What needs to be done
Will you quote all of the entries, word for word?
++++++++++++++++++++
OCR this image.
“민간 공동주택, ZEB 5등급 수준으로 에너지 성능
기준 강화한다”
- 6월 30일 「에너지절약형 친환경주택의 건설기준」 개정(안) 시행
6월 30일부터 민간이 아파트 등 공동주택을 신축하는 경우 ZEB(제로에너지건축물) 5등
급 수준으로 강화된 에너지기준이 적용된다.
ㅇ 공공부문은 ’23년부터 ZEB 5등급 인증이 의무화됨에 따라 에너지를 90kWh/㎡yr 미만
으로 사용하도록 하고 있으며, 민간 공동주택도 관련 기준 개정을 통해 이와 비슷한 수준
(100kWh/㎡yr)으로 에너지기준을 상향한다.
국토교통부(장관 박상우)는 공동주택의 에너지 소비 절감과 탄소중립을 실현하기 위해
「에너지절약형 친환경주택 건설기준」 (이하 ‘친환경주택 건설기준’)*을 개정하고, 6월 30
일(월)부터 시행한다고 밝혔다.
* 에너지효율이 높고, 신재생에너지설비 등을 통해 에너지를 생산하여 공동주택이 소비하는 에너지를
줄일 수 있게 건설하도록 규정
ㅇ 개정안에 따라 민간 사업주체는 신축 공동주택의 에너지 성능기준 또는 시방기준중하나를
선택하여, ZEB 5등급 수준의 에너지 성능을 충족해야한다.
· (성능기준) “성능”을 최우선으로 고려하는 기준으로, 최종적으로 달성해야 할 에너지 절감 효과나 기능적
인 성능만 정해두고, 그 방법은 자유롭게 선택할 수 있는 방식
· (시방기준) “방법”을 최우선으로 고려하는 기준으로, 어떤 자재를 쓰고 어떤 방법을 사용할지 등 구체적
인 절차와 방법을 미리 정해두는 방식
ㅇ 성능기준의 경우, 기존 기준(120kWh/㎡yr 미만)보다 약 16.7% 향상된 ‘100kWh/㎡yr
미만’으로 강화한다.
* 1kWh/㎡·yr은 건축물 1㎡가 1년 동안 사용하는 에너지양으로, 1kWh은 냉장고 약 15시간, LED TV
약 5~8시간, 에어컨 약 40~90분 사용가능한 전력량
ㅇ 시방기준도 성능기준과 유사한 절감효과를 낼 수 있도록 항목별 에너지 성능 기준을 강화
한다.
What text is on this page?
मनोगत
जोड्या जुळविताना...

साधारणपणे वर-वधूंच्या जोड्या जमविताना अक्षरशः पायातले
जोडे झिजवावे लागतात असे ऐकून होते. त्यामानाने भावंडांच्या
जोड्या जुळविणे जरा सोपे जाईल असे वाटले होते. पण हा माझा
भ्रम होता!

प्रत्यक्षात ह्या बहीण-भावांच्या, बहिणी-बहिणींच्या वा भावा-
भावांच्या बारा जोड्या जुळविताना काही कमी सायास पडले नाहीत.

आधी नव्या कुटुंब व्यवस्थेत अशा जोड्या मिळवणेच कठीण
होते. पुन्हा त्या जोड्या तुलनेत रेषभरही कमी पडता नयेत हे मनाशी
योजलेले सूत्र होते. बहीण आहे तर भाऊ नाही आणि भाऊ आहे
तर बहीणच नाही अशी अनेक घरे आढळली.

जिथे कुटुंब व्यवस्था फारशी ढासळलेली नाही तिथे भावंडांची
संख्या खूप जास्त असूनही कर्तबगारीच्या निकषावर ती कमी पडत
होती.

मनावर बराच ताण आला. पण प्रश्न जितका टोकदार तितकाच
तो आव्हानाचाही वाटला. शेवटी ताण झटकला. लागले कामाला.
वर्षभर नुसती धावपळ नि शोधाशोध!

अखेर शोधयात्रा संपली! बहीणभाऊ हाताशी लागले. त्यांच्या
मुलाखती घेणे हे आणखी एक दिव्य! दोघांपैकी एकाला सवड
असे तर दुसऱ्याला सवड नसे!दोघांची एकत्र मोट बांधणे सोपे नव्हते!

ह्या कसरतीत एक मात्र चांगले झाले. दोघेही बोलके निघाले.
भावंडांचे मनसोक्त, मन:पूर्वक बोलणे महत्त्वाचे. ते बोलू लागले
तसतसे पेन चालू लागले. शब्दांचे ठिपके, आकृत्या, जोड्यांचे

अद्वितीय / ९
++++++++++++++++++++
Right answer
OCR this image.
“민간 공동주택, ZEB 5등급 수준으로 에너지 성능
기준 강화한다”
- 6월 30일 「에너지절약형 친환경주택의 건설기준」 개정(안) 시행
6월 30일부터 민간이 아파트 등 공동주택을 신축하는 경우 ZEB(제로에너지건축물) 5등
급 수준으로 강화된 에너지기준이 적용된다.
ㅇ 공공부문은 ’23년부터 ZEB 5등급 인증이 의무화됨에 따라 에너지를 90kWh/㎡yr 미만
으로 사용하도록 하고 있으며, 민간 공동주택도 관련 기준 개정을 통해 이와 비슷한 수준
(100kWh/㎡yr)으로 에너지기준을 상향한다.
국토교통부(장관 박상우)는 공동주택의 에너지 소비 절감과 탄소중립을 실현하기 위해
「에너지절약형 친환경주택 건설기준」 (이하 ‘친환경주택 건설기준’)*을 개정하고, 6월 30
일(월)부터 시행한다고 밝혔다.
* 에너지효율이 높고, 신재생에너지설비 등을 통해 에너지를 생산하여 공동주택이 소비하는 에너지를
줄일 수 있게 건설하도록 규정
ㅇ 개정안에 따라 민간 사업주체는 신축 공동주택의 에너지 성능기준 또는 시방기준중하나를
선택하여, ZEB 5등급 수준의 에너지 성능을 충족해야한다.
· (성능기준) “성능”을 최우선으로 고려하는 기준으로, 최종적으로 달성해야 할 에너지 절감 효과나 기능적
인 성능만 정해두고, 그 방법은 자유롭게 선택할 수 있는 방식
· (시방기준) “방법”을 최우선으로 고려하는 기준으로, 어떤 자재를 쓰고 어떤 방법을 사용할지 등 구체적
인 절차와 방법을 미리 정해두는 방식
ㅇ 성능기준의 경우, 기존 기준(120kWh/㎡yr 미만)보다 약 16.7% 향상된 ‘100kWh/㎡yr
미만’으로 강화한다.
* 1kWh/㎡·yr은 건축물 1㎡가 1년 동안 사용하는 에너지양으로, 1kWh은 냉장고 약 15시간, LED TV
약 5~8시간, 에어컨 약 40~90분 사용가능한 전력량
ㅇ 시방기준도 성능기준과 유사한 절감효과를 낼 수 있도록 항목별 에너지 성능 기준을 강화
한다.
What text is on this page?
मनोगत
जोड्या जुळविताना...

साधारणपणे वर-वधूंच्या जोड्या जमविताना अक्षरशः पायातले
जोडे झिजवावे लागतात असे ऐकून होते. त्यामानाने भावंडांच्या
जोड्या जुळविणे जरा सोपे जाईल असे वाटले होते. पण हा माझा
भ्रम होता!

प्रत्यक्षात ह्या बहीण-भावांच्या, बहिणी-बहिणींच्या वा भावा-
भावांच्या बारा जोड्या जुळविताना काही कमी सायास पडले नाहीत.

आधी नव्या कुटुंब व्यवस्थेत अशा जोड्या मिळवणेच कठीण
होते. पुन्हा त्या जोड्या तुलनेत रेषभरही कमी पडता नयेत हे मनाशी
योजलेले सूत्र होते. बहीण आहे तर भाऊ नाही आणि भाऊ आहे
तर बहीणच नाही अशी अनेक घरे आढळली.

जिथे कुटुंब व्यवस्था फारशी ढासळलेली नाही तिथे भावंडांची
संख्या खूप जास्त असूनही कर्तबगारीच्या निकषावर ती कमी पडत
होती.

मनावर बराच ताण आला. पण प्रश्न जितका टोकदार तितकाच
तो आव्हानाचाही वाटला. शेवटी ताण झटकला. लागले कामाला.
वर्षभर नुसती धावपळ नि शोधाशोध!

अखेर शोधयात्रा संपली! बहीणभाऊ हाताशी लागले. त्यांच्या
मुलाखती घेणे हे आणखी एक दिव्य! दोघांपैकी एकाला सवड
असे तर दुसऱ्याला सवड नसे!दोघांची एकत्र मोट बांधणे सोपे नव्हते!

ह्या कसरतीत एक मात्र चांगले झाले. दोघेही बोलके निघाले.
भावंडांचे मनसोक्त, मन:पूर्वक बोलणे महत्त्वाचे. ते बोलू लागले
तसतसे पेन चालू लागले. शब्दांचे ठिपके, आकृत्या, जोड्यांचे

अद्वितीय / ९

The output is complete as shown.